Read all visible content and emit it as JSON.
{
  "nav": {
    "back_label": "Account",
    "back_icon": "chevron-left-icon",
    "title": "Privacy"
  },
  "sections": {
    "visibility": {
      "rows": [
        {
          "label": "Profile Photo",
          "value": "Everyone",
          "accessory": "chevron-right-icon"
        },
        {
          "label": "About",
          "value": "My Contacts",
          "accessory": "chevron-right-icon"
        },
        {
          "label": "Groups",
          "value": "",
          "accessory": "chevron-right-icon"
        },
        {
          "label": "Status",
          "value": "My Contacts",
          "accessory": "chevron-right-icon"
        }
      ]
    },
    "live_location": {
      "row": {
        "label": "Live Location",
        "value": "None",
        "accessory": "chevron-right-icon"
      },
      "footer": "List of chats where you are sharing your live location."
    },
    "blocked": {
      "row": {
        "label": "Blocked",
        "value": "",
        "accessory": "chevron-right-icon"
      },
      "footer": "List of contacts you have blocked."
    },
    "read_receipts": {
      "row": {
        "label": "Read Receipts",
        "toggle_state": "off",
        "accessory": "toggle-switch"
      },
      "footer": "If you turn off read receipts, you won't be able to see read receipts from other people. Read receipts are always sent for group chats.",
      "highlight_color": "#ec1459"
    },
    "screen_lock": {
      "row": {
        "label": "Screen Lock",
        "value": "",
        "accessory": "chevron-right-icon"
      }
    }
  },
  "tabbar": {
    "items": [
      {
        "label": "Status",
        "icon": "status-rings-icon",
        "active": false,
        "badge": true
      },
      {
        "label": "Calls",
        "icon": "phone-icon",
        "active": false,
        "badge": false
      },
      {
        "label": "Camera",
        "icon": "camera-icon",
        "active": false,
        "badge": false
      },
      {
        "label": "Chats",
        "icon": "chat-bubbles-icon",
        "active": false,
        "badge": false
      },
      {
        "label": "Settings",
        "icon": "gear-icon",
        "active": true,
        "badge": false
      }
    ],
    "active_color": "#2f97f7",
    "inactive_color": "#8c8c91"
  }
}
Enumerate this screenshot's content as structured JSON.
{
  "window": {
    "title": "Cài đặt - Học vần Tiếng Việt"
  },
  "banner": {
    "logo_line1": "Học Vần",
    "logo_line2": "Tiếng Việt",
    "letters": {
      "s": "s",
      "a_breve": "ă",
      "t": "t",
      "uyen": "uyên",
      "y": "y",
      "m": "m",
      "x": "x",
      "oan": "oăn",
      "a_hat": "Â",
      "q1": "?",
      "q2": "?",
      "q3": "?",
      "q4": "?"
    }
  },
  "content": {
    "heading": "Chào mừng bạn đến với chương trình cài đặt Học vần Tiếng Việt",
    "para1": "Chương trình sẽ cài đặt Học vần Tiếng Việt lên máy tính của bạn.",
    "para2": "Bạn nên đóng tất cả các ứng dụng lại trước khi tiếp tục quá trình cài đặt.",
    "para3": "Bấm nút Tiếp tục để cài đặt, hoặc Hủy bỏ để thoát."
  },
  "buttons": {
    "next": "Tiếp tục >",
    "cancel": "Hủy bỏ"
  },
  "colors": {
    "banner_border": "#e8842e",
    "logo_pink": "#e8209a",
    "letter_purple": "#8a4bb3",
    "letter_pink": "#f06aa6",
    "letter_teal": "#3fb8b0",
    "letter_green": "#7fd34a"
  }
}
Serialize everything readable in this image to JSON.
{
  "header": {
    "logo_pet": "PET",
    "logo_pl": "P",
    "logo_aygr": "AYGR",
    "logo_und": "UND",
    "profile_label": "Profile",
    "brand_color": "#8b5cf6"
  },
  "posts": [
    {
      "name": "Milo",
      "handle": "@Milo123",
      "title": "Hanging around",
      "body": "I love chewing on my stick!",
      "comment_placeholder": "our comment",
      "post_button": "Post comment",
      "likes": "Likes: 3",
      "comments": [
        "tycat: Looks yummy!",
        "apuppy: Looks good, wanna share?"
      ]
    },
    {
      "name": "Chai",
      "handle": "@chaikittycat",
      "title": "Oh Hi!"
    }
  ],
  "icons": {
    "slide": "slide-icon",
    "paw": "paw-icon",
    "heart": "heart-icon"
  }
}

What to work on:
In the lines above, find each one with "Profile" and list it.

Output for this task:
          "label": "Profile Photo",
    "profile_label": "Profile",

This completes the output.